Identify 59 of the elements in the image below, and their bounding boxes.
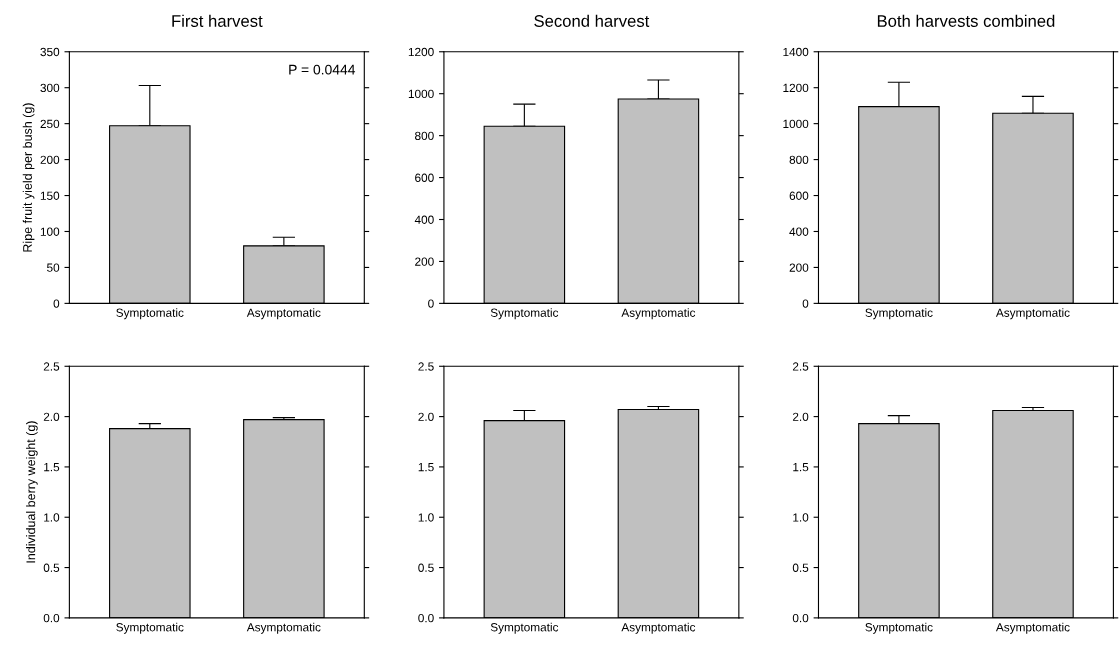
y-tick-label: 0.0 <box>43 613 60 623</box>
y-tick-label: 400 <box>789 227 809 236</box>
x-tick-label: Asymptomatic <box>995 308 1070 320</box>
y-tick-label: 250 <box>40 119 60 129</box>
x-tick-label: Symptomatic <box>865 308 933 320</box>
chart-title: First harvest <box>172 14 263 27</box>
y-tick-label: 0.5 <box>792 563 809 572</box>
y-tick-label: 1400 <box>783 47 809 57</box>
y-tick-label: 0.5 <box>43 563 60 572</box>
x-tick-label: Asymptomatic <box>246 308 321 320</box>
y-tick-label: 2.0 <box>43 412 60 421</box>
y-tick-label: 100 <box>40 227 60 236</box>
x-tick-label: Symptomatic <box>490 308 559 320</box>
x-tick-label: Asymptomatic <box>621 622 696 634</box>
y-tick-label: 0 <box>53 299 60 308</box>
y-tick-label: 400 <box>414 215 434 224</box>
x-tick-label: Asymptomatic <box>621 308 696 320</box>
x-tick-label: Asymptomatic <box>246 622 321 634</box>
y-tick-label: 1000 <box>408 89 434 99</box>
y-tick-label: 1.5 <box>418 463 434 472</box>
chart-title: Second harvest <box>534 14 650 27</box>
y-tick-label: 0 <box>428 299 434 308</box>
y-tick-label: 200 <box>789 263 809 272</box>
y-tick-label: 1200 <box>783 83 809 93</box>
y-axis-title: Ripe fruit yield per bush (g) <box>22 103 35 252</box>
y-tick-label: 600 <box>415 173 434 182</box>
y-tick-label: 800 <box>415 131 434 141</box>
y-tick-label: 0 <box>802 299 809 308</box>
y-tick-label: 0.0 <box>418 613 434 623</box>
y-tick-label: 300 <box>40 83 60 93</box>
y-tick-label: 2.0 <box>792 412 809 421</box>
x-tick-label: Symptomatic <box>116 308 184 320</box>
y-tick-label: 2.5 <box>418 362 434 371</box>
y-tick-label: 1.0 <box>793 513 809 522</box>
y-tick-label: 200 <box>40 155 60 164</box>
y-tick-label: 1200 <box>408 47 434 57</box>
y-tick-label: 2.5 <box>43 362 60 371</box>
x-tick-label: Symptomatic <box>116 622 184 634</box>
y-tick-label: 1.0 <box>418 513 434 522</box>
annotation: P = 0.0444 <box>289 64 356 75</box>
y-tick-label: 50 <box>47 263 60 272</box>
y-tick-label: 1.0 <box>44 513 60 522</box>
y-tick-label: 2.5 <box>792 362 809 371</box>
y-tick-label: 600 <box>789 191 809 200</box>
y-tick-label: 350 <box>40 47 60 57</box>
chart-title: Both harvests combined <box>877 14 1055 27</box>
x-tick-label: Asymptomatic <box>995 622 1070 634</box>
x-tick-label: Symptomatic <box>490 622 559 634</box>
x-tick-label: Symptomatic <box>865 622 933 634</box>
y-tick-label: 2.0 <box>418 412 434 421</box>
y-tick-label: 1.5 <box>793 463 809 472</box>
y-tick-label: 0.0 <box>792 613 809 623</box>
y-axis-title: Individual berry weight (g) <box>26 421 38 563</box>
y-tick-label: 1.5 <box>44 463 60 472</box>
y-tick-label: 0.5 <box>418 563 434 572</box>
y-tick-label: 200 <box>415 257 434 266</box>
y-tick-label: 800 <box>789 155 809 164</box>
y-tick-label: 150 <box>40 191 60 200</box>
y-tick-label: 1000 <box>783 119 809 129</box>
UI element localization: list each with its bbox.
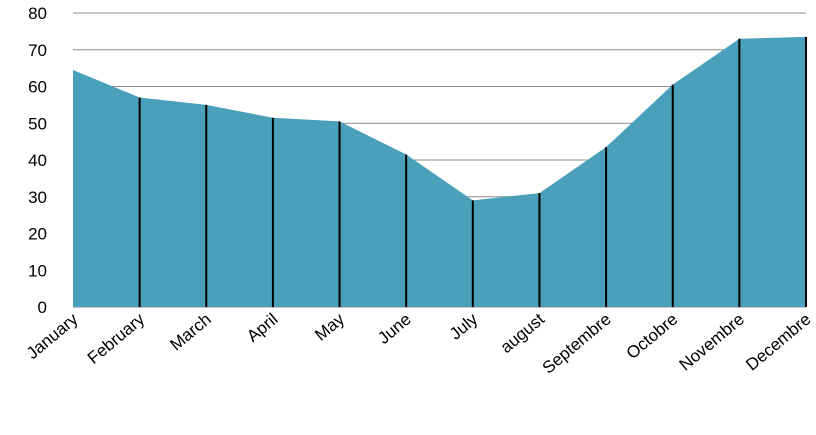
y-tick-label: 10 [28,261,47,280]
y-tick-label: 80 [28,4,47,23]
y-tick-label: 60 [28,78,47,97]
x-tick-label: July [446,309,482,343]
x-tick-label: March [166,310,214,355]
x-tick-label: January [23,309,82,363]
x-tick-label: April [243,310,281,346]
y-tick-label: 30 [28,188,47,207]
x-tick-label: Septembre [539,310,615,378]
x-tick-label: May [311,309,348,345]
y-tick-label: 50 [28,114,47,133]
y-tick-label: 70 [28,41,47,60]
x-tick-label: Novembre [676,310,748,375]
x-tick-label: august [497,309,549,357]
y-tick-label: 40 [28,151,47,170]
area [73,36,806,307]
x-tick-label: February [84,309,149,368]
x-tick-label: June [374,310,414,348]
x-tick-label: Decembre [742,310,814,375]
x-tick-label: Octobre [623,310,682,363]
y-tick-label: 0 [38,298,47,317]
y-tick-label: 20 [28,225,47,244]
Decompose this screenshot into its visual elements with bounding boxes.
_ _ _ _ _
**Written instruction**. Copy the lines of the listing above exactly, from the line containing "y-tick-label: 0.0 <box>43 613 60 623</box>" to the line containing "y-tick-label: 1.0 <box>418 513 434 522</box>", including both.

**Answer below**.
y-tick-label: 0.0 <box>43 613 60 623</box>
y-tick-label: 400 <box>789 227 809 236</box>
x-tick-label: Asymptomatic <box>995 308 1070 320</box>
y-tick-label: 250 <box>40 119 60 129</box>
x-tick-label: Symptomatic <box>865 308 933 320</box>
chart-title: First harvest <box>172 14 263 27</box>
y-tick-label: 0.5 <box>792 563 809 572</box>
y-tick-label: 1400 <box>783 47 809 57</box>
y-tick-label: 0.5 <box>43 563 60 572</box>
x-tick-label: Asymptomatic <box>246 308 321 320</box>
y-tick-label: 2.0 <box>43 412 60 421</box>
y-tick-label: 100 <box>40 227 60 236</box>
x-tick-label: Symptomatic <box>490 308 559 320</box>
x-tick-label: Asymptomatic <box>621 622 696 634</box>
y-tick-label: 0 <box>53 299 60 308</box>
y-tick-label: 400 <box>414 215 434 224</box>
x-tick-label: Asymptomatic <box>621 308 696 320</box>
x-tick-label: Asymptomatic <box>246 622 321 634</box>
y-tick-label: 1000 <box>408 89 434 99</box>
y-tick-label: 1.5 <box>418 463 434 472</box>
chart-title: Second harvest <box>534 14 650 27</box>
y-tick-label: 0 <box>428 299 434 308</box>
y-tick-label: 200 <box>789 263 809 272</box>
y-tick-label: 1200 <box>783 83 809 93</box>
y-axis-title: Ripe fruit yield per bush (g) <box>22 103 35 252</box>
y-tick-label: 600 <box>415 173 434 182</box>
y-tick-label: 800 <box>415 131 434 141</box>
y-tick-label: 0 <box>802 299 809 308</box>
y-tick-label: 0.0 <box>418 613 434 623</box>
y-tick-label: 300 <box>40 83 60 93</box>
y-tick-label: 2.0 <box>792 412 809 421</box>
x-tick-label: Symptomatic <box>116 308 184 320</box>
y-tick-label: 2.5 <box>418 362 434 371</box>
y-tick-label: 1.0 <box>793 513 809 522</box>
y-tick-label: 200 <box>40 155 60 164</box>
y-tick-label: 1200 <box>408 47 434 57</box>
y-tick-label: 2.5 <box>43 362 60 371</box>
x-tick-label: Symptomatic <box>116 622 184 634</box>
y-tick-label: 1.0 <box>418 513 434 522</box>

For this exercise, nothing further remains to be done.